#### Task objective
Across the listing below, count the lines that mention the string "many". Reply with the figure only.

........

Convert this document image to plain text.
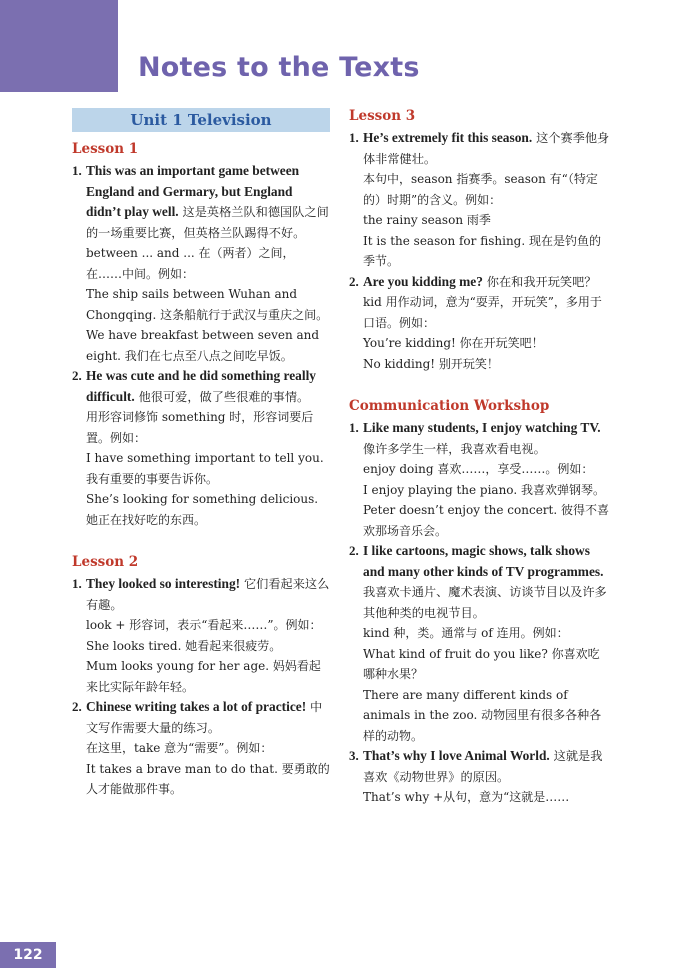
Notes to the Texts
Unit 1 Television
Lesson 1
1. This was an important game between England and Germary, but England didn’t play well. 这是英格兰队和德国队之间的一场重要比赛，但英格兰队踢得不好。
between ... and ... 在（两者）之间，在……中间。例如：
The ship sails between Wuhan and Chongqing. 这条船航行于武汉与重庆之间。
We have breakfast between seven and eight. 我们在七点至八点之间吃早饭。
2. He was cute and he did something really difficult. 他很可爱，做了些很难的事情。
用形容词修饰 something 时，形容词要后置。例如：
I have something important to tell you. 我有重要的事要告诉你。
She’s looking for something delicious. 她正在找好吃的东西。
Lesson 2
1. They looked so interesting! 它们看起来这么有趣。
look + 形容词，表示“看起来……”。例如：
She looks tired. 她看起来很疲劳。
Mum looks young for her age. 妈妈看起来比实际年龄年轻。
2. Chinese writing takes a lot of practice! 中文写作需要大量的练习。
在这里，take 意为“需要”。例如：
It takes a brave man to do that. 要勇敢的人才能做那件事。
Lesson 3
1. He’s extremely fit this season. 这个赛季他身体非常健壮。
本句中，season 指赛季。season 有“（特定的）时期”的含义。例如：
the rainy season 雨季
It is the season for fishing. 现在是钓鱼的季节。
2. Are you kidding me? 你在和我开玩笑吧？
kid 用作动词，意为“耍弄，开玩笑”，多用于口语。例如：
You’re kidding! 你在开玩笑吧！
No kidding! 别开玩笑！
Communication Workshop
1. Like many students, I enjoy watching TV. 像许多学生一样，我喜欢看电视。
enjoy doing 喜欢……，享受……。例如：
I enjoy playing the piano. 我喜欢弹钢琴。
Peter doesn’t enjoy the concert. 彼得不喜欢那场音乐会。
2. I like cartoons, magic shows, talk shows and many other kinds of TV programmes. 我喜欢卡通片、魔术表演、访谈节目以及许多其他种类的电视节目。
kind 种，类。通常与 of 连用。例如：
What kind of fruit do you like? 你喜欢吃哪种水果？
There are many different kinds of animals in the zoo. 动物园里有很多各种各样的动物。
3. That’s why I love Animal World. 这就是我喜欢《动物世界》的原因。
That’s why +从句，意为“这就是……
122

........

#### Result
3